***** Entries supplied *****
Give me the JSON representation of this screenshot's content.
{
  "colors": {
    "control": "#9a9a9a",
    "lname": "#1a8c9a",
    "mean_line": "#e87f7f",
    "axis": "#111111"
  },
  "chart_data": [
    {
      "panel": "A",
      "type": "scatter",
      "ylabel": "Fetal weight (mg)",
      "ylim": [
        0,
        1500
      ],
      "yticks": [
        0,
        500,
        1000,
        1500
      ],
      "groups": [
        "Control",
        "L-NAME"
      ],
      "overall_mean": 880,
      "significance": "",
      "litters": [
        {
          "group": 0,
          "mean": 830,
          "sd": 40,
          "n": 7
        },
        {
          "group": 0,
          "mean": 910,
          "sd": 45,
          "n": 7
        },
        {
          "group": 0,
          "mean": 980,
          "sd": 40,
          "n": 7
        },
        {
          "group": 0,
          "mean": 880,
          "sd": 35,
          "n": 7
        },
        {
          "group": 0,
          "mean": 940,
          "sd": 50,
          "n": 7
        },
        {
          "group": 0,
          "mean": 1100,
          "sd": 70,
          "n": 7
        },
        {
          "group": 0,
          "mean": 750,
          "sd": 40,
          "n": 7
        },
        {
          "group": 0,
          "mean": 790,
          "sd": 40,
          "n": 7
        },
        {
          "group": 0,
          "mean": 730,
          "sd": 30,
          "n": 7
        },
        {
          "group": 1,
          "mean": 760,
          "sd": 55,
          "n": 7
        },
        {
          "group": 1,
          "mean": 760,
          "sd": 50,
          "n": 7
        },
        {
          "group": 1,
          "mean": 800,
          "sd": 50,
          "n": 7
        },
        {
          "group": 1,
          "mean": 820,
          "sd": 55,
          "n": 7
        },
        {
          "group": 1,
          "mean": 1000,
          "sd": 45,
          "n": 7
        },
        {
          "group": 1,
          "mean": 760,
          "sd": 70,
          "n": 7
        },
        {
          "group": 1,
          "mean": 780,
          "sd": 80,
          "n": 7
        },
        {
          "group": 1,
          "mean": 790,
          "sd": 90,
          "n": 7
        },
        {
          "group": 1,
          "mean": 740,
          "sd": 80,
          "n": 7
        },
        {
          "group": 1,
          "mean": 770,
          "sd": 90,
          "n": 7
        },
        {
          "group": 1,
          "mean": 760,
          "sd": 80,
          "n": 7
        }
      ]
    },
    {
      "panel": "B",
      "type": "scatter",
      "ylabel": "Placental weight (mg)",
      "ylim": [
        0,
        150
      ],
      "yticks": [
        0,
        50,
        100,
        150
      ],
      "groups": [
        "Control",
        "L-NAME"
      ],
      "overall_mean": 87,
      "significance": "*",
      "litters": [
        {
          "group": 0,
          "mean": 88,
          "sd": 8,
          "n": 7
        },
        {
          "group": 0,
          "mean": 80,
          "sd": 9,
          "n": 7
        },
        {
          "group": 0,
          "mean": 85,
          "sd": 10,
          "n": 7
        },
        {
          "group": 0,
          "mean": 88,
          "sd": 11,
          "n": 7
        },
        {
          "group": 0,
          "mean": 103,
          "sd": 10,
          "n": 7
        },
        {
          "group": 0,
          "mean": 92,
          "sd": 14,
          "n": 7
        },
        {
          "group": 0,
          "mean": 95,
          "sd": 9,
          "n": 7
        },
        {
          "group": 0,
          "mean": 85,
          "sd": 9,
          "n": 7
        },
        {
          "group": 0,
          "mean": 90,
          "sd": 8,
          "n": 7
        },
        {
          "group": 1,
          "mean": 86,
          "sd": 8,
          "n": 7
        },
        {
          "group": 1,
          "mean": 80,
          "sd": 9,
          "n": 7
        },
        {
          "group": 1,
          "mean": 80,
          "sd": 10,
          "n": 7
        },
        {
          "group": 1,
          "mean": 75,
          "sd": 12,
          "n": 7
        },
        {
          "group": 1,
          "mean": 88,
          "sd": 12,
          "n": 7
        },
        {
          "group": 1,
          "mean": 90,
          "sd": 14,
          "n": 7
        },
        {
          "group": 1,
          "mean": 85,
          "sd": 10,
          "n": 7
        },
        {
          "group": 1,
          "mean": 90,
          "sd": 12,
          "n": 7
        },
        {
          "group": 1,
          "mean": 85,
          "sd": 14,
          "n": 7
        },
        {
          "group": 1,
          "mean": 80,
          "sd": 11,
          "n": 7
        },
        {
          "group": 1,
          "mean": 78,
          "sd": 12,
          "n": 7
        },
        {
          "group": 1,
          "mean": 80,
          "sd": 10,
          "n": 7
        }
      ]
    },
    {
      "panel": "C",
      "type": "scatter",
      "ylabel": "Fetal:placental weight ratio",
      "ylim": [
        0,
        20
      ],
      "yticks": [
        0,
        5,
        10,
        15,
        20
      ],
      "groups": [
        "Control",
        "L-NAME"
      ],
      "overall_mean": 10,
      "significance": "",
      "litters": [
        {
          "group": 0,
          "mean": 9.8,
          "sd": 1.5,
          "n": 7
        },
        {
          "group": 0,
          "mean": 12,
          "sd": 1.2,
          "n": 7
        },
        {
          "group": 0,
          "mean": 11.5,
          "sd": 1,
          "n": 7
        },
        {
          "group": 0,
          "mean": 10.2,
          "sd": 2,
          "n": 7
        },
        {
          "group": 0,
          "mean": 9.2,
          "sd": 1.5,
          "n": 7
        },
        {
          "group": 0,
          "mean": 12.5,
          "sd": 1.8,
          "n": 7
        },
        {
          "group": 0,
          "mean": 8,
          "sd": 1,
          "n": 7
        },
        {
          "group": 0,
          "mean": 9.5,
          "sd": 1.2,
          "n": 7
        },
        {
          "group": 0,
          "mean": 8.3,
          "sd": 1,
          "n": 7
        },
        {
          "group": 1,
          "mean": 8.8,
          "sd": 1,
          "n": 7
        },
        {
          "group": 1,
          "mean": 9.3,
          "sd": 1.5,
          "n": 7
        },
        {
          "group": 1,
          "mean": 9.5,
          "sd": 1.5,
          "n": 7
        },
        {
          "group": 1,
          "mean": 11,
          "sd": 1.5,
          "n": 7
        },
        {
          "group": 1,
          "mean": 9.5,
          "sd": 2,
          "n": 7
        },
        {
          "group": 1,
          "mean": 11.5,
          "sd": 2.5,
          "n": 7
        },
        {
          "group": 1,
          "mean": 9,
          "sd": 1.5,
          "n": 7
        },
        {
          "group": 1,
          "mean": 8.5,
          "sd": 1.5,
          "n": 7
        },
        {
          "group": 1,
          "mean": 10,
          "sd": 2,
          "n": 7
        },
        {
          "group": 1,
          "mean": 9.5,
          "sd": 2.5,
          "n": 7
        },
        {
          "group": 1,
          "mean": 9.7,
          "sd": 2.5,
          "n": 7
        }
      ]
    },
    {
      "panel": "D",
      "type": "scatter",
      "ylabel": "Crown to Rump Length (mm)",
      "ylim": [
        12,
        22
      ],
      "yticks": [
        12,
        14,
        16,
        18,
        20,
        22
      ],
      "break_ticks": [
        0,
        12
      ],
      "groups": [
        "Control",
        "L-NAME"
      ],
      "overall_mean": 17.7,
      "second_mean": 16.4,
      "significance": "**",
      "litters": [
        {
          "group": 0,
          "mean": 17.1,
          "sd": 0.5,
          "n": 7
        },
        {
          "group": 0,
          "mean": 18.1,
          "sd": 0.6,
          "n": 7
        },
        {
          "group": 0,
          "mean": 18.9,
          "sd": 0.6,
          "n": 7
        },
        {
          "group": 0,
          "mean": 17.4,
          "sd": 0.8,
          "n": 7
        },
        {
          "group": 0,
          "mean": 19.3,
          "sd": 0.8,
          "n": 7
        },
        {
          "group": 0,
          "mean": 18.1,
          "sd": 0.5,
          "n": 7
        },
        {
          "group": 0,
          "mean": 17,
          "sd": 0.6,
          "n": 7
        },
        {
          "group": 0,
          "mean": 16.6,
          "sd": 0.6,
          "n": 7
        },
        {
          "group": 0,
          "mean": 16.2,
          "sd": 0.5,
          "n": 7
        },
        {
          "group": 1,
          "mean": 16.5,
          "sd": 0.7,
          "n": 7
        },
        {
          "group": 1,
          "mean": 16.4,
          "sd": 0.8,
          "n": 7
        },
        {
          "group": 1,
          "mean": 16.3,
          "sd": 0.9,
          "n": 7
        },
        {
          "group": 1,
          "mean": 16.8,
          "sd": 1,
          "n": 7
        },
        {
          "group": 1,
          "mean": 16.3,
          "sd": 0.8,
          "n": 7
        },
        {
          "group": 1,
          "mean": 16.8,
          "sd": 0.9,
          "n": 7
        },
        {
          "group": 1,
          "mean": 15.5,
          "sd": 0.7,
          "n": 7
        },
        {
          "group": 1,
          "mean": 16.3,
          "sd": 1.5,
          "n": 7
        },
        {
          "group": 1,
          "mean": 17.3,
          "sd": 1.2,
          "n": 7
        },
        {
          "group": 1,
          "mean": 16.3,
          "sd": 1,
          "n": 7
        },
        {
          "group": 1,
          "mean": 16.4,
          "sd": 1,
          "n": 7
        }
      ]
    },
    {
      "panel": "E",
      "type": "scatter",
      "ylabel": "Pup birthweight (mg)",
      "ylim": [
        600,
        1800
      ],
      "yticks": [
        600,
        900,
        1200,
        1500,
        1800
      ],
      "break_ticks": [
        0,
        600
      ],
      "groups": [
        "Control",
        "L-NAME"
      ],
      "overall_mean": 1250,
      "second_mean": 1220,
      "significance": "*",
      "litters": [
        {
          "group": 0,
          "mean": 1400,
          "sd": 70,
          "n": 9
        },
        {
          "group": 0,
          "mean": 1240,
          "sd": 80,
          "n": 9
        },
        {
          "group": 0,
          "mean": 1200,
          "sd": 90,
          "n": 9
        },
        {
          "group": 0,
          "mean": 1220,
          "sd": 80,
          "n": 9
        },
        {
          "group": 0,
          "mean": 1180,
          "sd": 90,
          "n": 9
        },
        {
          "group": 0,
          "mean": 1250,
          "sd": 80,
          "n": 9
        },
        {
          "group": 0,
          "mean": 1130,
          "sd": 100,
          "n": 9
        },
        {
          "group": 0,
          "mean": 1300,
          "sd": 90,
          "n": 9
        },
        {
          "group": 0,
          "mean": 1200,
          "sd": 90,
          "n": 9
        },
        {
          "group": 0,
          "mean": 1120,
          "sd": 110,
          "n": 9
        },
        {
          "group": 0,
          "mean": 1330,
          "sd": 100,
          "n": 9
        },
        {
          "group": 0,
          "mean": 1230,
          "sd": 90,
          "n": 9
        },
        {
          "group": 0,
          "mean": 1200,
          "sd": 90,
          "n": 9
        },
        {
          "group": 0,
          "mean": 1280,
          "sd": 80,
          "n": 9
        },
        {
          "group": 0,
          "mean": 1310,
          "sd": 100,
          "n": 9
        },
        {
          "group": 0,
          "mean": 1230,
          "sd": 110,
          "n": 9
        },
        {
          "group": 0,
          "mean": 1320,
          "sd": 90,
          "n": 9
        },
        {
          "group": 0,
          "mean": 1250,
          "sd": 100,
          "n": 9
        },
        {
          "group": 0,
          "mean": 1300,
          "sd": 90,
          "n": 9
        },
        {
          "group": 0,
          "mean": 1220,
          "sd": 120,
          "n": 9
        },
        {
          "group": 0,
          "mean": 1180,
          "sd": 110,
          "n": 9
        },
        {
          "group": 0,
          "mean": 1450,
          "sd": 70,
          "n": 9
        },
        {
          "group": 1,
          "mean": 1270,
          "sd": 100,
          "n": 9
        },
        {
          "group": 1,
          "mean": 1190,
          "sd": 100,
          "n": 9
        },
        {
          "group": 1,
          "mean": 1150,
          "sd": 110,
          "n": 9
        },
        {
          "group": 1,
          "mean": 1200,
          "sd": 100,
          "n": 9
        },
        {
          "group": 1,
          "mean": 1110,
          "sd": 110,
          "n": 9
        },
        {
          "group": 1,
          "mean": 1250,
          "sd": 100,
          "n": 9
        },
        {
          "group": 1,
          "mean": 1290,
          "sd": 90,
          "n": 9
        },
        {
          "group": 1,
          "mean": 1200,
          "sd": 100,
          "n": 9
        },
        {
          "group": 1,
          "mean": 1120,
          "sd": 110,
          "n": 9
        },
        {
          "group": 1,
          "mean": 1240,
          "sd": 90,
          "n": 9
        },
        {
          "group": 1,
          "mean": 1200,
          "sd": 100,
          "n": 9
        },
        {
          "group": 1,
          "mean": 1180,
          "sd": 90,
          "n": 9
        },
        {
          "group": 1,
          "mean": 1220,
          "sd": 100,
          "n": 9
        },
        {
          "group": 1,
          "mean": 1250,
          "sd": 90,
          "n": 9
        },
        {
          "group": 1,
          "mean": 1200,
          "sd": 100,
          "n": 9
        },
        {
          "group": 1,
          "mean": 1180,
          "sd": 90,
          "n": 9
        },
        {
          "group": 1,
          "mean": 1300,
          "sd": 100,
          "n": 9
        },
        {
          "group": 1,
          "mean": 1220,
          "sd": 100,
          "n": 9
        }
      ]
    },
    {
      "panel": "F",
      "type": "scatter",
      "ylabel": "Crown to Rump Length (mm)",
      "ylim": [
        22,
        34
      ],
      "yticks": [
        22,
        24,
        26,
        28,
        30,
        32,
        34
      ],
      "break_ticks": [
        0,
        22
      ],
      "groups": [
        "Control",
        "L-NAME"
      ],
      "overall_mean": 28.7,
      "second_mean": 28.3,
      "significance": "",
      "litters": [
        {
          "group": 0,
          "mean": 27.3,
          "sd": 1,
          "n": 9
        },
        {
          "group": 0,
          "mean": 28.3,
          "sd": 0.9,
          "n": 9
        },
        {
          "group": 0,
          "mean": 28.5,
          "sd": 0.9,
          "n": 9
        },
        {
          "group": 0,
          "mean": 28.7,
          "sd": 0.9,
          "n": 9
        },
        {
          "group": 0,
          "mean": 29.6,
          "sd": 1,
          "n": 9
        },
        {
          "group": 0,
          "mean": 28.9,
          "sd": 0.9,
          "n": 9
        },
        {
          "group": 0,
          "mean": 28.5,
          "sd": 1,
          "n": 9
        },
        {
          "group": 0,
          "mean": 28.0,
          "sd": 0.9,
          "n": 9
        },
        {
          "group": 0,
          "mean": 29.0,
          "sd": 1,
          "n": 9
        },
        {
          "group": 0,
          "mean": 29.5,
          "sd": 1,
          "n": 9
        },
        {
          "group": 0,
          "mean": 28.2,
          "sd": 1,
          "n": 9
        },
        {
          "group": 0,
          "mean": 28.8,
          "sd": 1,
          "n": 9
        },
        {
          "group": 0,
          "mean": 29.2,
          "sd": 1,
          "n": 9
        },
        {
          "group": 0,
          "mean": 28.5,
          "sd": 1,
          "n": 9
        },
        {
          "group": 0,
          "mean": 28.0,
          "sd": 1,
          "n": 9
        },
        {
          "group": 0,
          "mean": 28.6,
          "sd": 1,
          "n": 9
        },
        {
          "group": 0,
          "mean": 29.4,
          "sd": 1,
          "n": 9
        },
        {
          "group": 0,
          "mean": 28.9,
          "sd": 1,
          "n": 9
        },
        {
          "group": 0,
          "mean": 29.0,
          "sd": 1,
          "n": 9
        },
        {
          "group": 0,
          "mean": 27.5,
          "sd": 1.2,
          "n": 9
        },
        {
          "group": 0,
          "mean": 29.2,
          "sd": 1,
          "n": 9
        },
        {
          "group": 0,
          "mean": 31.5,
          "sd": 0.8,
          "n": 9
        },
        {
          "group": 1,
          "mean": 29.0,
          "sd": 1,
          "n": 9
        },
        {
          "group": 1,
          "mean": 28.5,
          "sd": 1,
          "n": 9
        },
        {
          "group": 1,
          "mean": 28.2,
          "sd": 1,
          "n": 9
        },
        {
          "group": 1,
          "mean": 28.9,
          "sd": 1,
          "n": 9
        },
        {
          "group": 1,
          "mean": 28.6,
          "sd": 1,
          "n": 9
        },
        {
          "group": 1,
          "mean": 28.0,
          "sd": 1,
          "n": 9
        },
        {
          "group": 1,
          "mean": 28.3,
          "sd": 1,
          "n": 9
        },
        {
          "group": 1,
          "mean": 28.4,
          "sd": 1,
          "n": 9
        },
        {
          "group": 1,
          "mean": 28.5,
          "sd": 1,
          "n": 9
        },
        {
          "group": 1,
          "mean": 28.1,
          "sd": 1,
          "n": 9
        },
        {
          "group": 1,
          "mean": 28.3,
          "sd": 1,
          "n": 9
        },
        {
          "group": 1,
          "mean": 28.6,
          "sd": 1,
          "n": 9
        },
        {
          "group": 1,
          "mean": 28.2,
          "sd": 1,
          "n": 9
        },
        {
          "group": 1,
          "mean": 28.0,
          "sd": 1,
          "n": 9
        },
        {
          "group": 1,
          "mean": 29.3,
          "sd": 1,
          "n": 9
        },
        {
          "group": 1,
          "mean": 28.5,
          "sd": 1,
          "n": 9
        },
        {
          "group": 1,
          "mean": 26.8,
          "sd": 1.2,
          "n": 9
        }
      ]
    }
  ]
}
*****
* What you are asked to do *
How many lines in the records above hold the word "panel"? Give only the number.

* Output for this task *
6